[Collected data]
▶

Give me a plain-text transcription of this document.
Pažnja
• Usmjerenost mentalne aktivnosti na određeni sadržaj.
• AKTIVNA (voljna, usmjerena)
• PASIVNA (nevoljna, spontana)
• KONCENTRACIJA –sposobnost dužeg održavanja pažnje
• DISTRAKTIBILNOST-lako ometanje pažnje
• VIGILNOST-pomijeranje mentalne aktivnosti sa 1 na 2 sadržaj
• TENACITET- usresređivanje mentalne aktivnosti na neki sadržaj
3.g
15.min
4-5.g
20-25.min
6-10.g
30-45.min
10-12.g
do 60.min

◀
▶

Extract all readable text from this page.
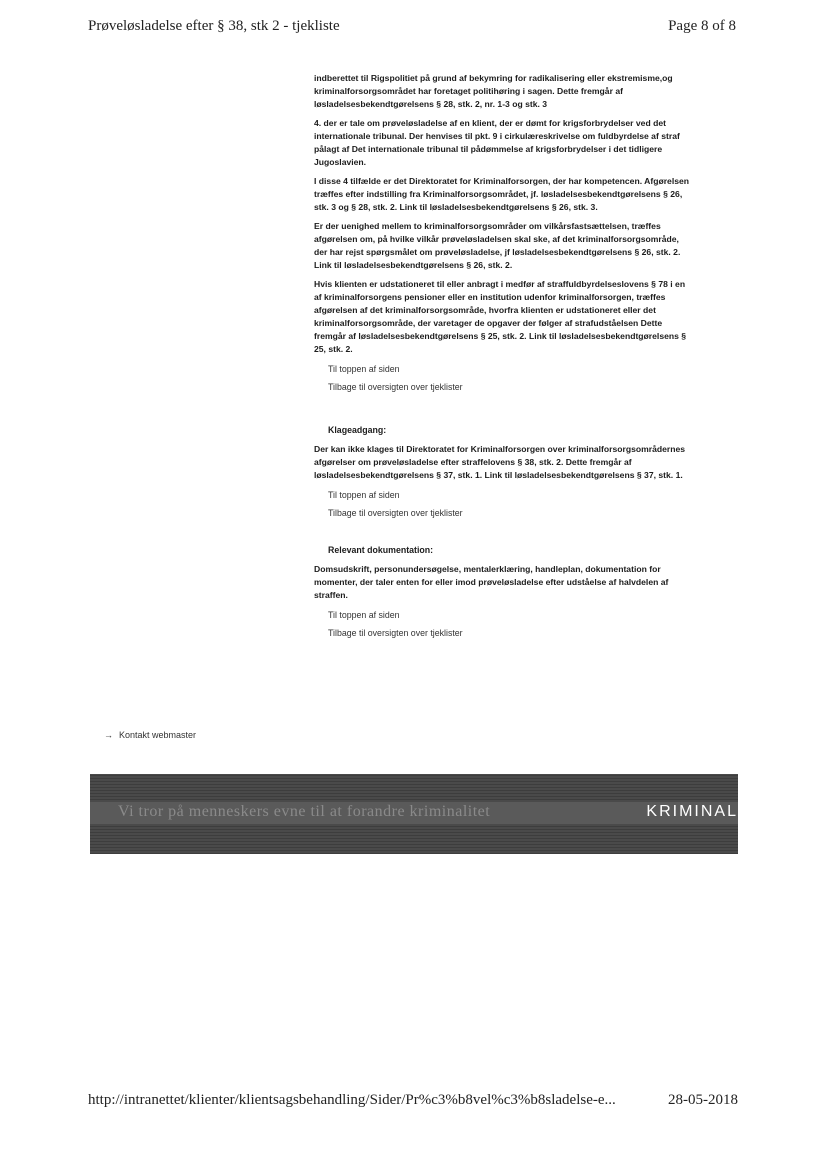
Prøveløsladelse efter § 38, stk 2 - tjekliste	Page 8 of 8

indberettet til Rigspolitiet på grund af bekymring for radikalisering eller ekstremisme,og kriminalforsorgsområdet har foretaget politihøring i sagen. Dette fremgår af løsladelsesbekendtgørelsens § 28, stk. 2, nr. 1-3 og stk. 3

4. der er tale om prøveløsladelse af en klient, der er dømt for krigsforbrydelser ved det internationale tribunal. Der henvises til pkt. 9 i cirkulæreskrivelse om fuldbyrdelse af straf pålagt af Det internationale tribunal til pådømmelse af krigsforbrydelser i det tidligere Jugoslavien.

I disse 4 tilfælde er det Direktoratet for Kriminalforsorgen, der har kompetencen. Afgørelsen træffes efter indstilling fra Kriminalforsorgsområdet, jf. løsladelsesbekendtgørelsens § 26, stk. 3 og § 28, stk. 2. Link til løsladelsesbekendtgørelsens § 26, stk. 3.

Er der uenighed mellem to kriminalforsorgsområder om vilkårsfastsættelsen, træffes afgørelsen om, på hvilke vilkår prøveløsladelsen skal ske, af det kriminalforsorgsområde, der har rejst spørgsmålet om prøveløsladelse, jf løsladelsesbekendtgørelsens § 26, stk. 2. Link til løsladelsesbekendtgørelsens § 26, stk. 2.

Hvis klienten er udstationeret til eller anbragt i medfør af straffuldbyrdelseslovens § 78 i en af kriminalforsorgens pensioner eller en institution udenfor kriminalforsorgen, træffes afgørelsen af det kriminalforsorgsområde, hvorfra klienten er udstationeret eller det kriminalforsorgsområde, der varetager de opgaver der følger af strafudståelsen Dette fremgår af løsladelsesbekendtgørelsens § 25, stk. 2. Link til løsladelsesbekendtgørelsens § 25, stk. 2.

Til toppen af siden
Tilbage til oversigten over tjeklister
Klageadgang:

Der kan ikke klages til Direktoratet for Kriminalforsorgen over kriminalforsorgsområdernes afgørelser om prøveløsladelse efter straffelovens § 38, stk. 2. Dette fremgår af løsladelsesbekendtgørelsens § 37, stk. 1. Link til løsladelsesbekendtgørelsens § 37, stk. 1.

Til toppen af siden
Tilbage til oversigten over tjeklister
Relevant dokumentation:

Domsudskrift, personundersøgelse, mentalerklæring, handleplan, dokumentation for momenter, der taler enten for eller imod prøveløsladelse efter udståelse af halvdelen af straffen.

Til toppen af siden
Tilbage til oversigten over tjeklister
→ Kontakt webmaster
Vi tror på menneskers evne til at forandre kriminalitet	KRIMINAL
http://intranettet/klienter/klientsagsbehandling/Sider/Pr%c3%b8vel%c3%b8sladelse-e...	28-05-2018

◀
▶

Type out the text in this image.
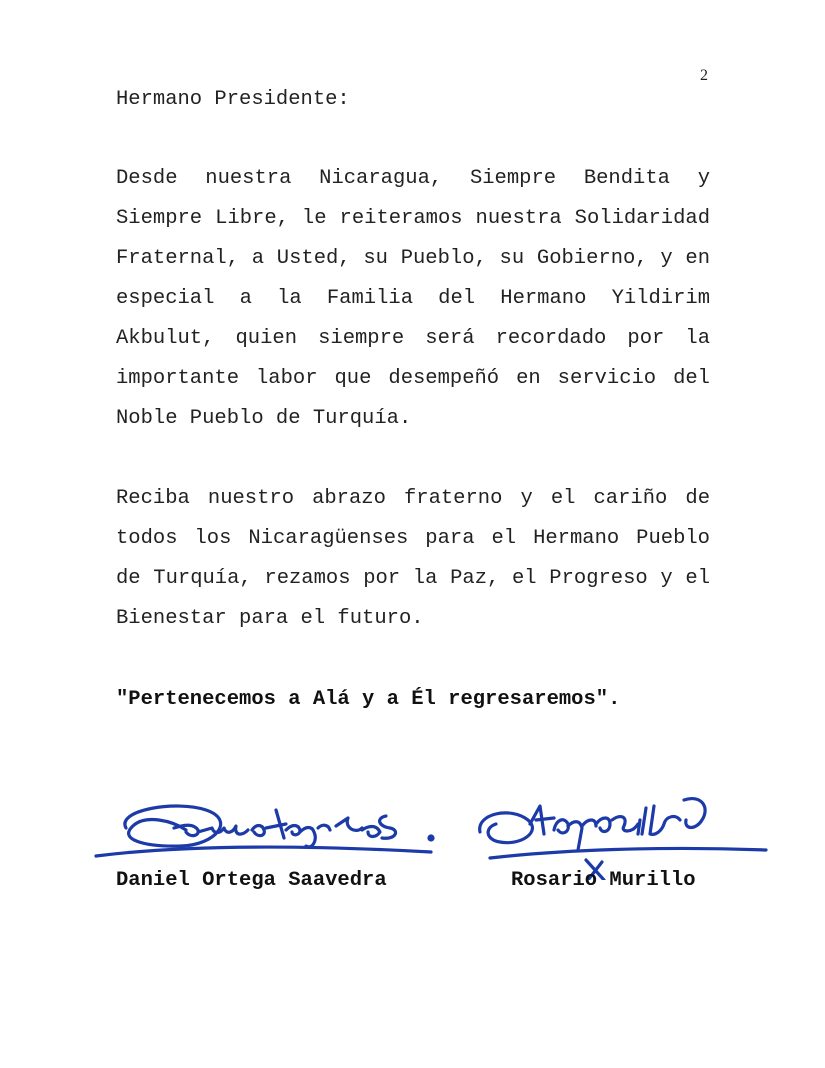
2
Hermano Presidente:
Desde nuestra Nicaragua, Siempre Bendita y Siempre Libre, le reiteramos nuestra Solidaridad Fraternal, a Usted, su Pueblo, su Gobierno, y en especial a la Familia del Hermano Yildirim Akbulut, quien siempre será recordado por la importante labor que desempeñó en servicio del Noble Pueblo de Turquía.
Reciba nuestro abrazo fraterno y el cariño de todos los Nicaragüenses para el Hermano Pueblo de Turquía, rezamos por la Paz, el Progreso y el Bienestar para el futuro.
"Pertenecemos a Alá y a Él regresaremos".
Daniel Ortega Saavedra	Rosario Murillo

◀

» **SET EXERCISE**
Look through the records and gather each line with the word "mentalne".

» **RESULT BELOW**
• Usmjerenost mentalne aktivnosti na određeni sadržaj.
• VIGILNOST-pomijeranje mentalne aktivnosti sa 1 na 2 sadržaj
• TENACITET- usresređivanje mentalne aktivnosti na neki sadržaj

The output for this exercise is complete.